With Obamacare Under Fire, What is America's Top Healthcare Funder Thinking?

 A pro-ACA demonstrator in December

A pro-ACA demonstrator in December

Three years ago, when we tallied up philanthropy's greatest hits for 2014, No. 2 on our list was the role of funders in "Making Obamacare Work. " The millions that foundations spent to enroll people in coverage under the Affordable Care Ac ensured that implementation efforts shook off a rocky start and exceeded sign-up goals for 2014. 

Of course, funders also had a hand in getting Obamacare passed in the first place. Atlantic Philanthropies famously gave over $20 million to bankroll an advocacy push for the law in 2009, and over many prior years, a range of funders made the case for universal coverage, with the Robert Johnson Foundation at the forefront of those efforts. 

Today, though, repealing the ACA is near the top of the agenda in a Republican-dominated Washington. Exactly how this might happen, or when—or even if—are all unanswered questions, with the GOP grappling with the grave political risks that repeal could entail, along with the enormous complexity of developing a replacement law. 

These daunting realities, and growing signs that repeal and replacement could take years, may explain why there is no sign of panic about the ACA going away inside the Robert Wood Johnson Foundation—or so it seemed when Inside Philanthropy talked recently to Katherine Hempstead, a senior advisor at RWJF.

No funder has more at stake in the ACA fight than RWJF, which we like to call the "mothership of healthcare philanthropy." Since the law's passage in 2010, it's spent tens of millions of dollars on grants related to the ACA—not just to bankroll enrollment outreach, but also to research and improve the many features of a 2,000-page law that sought to advance a wide range of goals. Improving access to healthcare for the poor, underserved, young, and the uninsurable with pre-existing conditions are the best known of those goals. But the ACA, as its name suggests, also aimed to reduce the costs of U.S. healthcare—while increasing quality through various mechanisms and experiments. RWJF has been keenly interested in these features of the law, too, making grants related to how the ACA is affecting the behavior of hospitals, doctors and consumers. 

Hempstead said there's a lot of continuity in RWJF's current funding on the ACA right now, but the foundation is also looking at what might happen going forward. "A big focus of our work is to help provide evidence to inform policy discussions about what's going to happen under different scenarios."

With an extended discussion looking likely over how to repeal or replace Obamacare, RWJF's role in supporting data-driven analytical work will make it a critical player in national healthcare policy over the next year or two. 

"We think that there will be continued need for research related to issues like the individual insurance market, the benefits of having coverage, the consequences of losing coverage, and policy options for financing coverage," Hempstead said. 

Among other things, RWJF will be walking deeper into the weeds by awarding a major grant to build an actuarial model with coverage-premium cost estimates under some scenarios being tossed around in Congress.

With many millions of Americans worrying about how a repeal, repair, or replacement of Obamacare will affect their pocket—and expressing those anxieties to their elected representatives—you can see just how important new work on premium costs could be. 

In advocating for greater healthcare equity, one of RWJF's competitive advantages has always been its keen grasp of how new research and data can shape public debates. That wonky worldview is front and center at the foundation at a moment when many funders are gravitating toward advocacy and activism to counter Trump. "We believe we can continue to make contributions through our research that will inform policy discussions,” Hempstead said. 

Whatever happens in Washington in the next two years, the underlying issues around healthcare—access, affordability and quality—won't go away even if the Affordable Care Act does. And nor will the Robert Wood Johnson Foundation, which has over $10 billion in assets.

- **Material shown**:
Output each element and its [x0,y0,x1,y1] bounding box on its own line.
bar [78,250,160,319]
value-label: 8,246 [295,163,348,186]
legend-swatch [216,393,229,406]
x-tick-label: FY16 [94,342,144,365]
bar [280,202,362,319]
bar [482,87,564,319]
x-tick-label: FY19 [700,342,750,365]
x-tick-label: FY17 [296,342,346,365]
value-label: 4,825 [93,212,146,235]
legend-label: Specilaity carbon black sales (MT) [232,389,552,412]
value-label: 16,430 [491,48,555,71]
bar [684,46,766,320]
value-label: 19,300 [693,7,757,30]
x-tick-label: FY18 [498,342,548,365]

- **Task set**:
(a) From the article on the Robert Wood Johnson Foundation and Obamacare, transcribe the passage from "No funder has" to "doctors and consumers.".
(b) Condense the paragraph of the article on the Robert Wood Johnson Foundation and Obamacare that opens "No funder has more at stake" into a bulleted list that keeps its main facts.

- **Solutions**:
(a)
No funder has more at stake in the ACA fight than RWJF, which we like to call the "mothership of healthcare philanthropy." Since the law's passage in 2010, it's spent tens of millions of dollars on grants related to the ACA—not just to bankroll enrollment outreach, but also to research and improve the many features of a 2,000-page law that sought to advance a wide range of goals. Improving access to healthcare for the poor, underserved, young, and the uninsurable with pre-existing conditions are the best known of those goals. But the ACA, as its name suggests, also aimed to reduce the costs of U.S. healthcare—while increasing quality through various mechanisms and experiments. RWJF has been keenly interested in these features of the law, too, making grants related to how the ACA is affecting the behavior of hospitals, doctors and consumers.

(b)
- No funder has more at stake in the ACA fight than RWJF, the "mothership of healthcare philanthropy."
- Since 2010, RWJF has spent tens of millions of dollars on ACA-related grants.
- Those grants paid for enrollment outreach and for research on improving the many features of the 2,000-page law.
- The law's best-known goals are better access to healthcare for the poor, underserved, young, and uninsurable with pre-existing conditions.
- The ACA also aimed to lower U.S. healthcare costs while improving quality.
- RWJF has funded grants on how the ACA affects the behavior of hospitals, doctors and consumers.